→ EXERCISE REQUIREMENTS:
Below is a set of records; print all of them exactly as written.

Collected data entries
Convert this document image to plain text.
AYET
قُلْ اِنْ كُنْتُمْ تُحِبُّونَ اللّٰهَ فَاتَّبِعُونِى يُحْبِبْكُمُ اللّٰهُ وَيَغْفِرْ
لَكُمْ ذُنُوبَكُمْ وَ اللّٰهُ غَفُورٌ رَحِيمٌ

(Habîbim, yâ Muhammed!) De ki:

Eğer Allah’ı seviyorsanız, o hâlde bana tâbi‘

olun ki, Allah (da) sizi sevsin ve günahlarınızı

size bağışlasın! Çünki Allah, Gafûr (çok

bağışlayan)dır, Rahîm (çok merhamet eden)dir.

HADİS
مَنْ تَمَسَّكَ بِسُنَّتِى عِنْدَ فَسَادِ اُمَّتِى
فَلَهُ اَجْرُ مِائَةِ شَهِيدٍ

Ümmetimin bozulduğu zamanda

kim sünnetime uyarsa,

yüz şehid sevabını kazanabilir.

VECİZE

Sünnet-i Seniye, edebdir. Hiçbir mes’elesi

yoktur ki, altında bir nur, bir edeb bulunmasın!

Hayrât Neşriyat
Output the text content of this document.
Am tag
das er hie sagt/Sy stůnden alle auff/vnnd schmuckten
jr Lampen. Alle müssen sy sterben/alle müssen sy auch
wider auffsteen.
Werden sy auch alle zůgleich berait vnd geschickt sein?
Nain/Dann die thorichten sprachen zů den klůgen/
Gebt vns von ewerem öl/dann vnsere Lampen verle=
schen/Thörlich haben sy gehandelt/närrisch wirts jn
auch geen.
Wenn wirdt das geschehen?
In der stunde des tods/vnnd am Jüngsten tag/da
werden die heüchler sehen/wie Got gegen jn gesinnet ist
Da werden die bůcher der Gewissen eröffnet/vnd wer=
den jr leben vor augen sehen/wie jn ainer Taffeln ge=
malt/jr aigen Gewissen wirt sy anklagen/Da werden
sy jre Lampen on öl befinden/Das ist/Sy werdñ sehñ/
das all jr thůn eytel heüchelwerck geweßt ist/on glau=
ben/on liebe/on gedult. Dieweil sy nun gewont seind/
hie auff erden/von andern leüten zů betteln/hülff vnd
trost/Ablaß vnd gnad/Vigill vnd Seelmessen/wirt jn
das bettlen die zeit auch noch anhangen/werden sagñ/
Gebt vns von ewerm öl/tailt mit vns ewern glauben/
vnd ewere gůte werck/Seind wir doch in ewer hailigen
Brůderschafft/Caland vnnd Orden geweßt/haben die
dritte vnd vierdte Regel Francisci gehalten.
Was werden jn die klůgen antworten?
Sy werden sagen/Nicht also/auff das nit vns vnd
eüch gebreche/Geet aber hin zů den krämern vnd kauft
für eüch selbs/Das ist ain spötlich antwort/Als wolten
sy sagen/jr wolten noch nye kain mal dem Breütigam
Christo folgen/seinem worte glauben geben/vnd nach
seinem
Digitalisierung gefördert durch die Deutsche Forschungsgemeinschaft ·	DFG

→ EXERCISE RESPONSE:
Convert this document image to plain text.
AYET
قُلْ اِنْ كُنْتُمْ تُحِبُّونَ اللّٰهَ فَاتَّبِعُونِى يُحْبِبْكُمُ اللّٰهُ وَيَغْفِرْ
لَكُمْ ذُنُوبَكُمْ وَ اللّٰهُ غَفُورٌ رَحِيمٌ

(Habîbim, yâ Muhammed!) De ki:

Eğer Allah’ı seviyorsanız, o hâlde bana tâbi‘

olun ki, Allah (da) sizi sevsin ve günahlarınızı

size bağışlasın! Çünki Allah, Gafûr (çok

bağışlayan)dır, Rahîm (çok merhamet eden)dir.

HADİS
مَنْ تَمَسَّكَ بِسُنَّتِى عِنْدَ فَسَادِ اُمَّتِى
فَلَهُ اَجْرُ مِائَةِ شَهِيدٍ

Ümmetimin bozulduğu zamanda

kim sünnetime uyarsa,

yüz şehid sevabını kazanabilir.

VECİZE

Sünnet-i Seniye, edebdir. Hiçbir mes’elesi

yoktur ki, altında bir nur, bir edeb bulunmasın!

Hayrât Neşriyat
Output the text content of this document.
Am tag
das er hie sagt/Sy stůnden alle auff/vnnd schmuckten
jr Lampen. Alle müssen sy sterben/alle müssen sy auch
wider auffsteen.
Werden sy auch alle zůgleich berait vnd geschickt sein?
Nain/Dann die thorichten sprachen zů den klůgen/
Gebt vns von ewerem öl/dann vnsere Lampen verle=
schen/Thörlich haben sy gehandelt/närrisch wirts jn
auch geen.
Wenn wirdt das geschehen?
In der stunde des tods/vnnd am Jüngsten tag/da
werden die heüchler sehen/wie Got gegen jn gesinnet ist
Da werden die bůcher der Gewissen eröffnet/vnd wer=
den jr leben vor augen sehen/wie jn ainer Taffeln ge=
malt/jr aigen Gewissen wirt sy anklagen/Da werden
sy jre Lampen on öl befinden/Das ist/Sy werdñ sehñ/
das all jr thůn eytel heüchelwerck geweßt ist/on glau=
ben/on liebe/on gedult. Dieweil sy nun gewont seind/
hie auff erden/von andern leüten zů betteln/hülff vnd
trost/Ablaß vnd gnad/Vigill vnd Seelmessen/wirt jn
das bettlen die zeit auch noch anhangen/werden sagñ/
Gebt vns von ewerm öl/tailt mit vns ewern glauben/
vnd ewere gůte werck/Seind wir doch in ewer hailigen
Brůderschafft/Caland vnnd Orden geweßt/haben die
dritte vnd vierdte Regel Francisci gehalten.
Was werden jn die klůgen antworten?
Sy werden sagen/Nicht also/auff das nit vns vnd
eüch gebreche/Geet aber hin zů den krämern vnd kauft
für eüch selbs/Das ist ain spötlich antwort/Als wolten
sy sagen/jr wolten noch nye kain mal dem Breütigam
Christo folgen/seinem worte glauben geben/vnd nach
seinem
Digitalisierung gefördert durch die Deutsche Forschungsgemeinschaft ·	DFG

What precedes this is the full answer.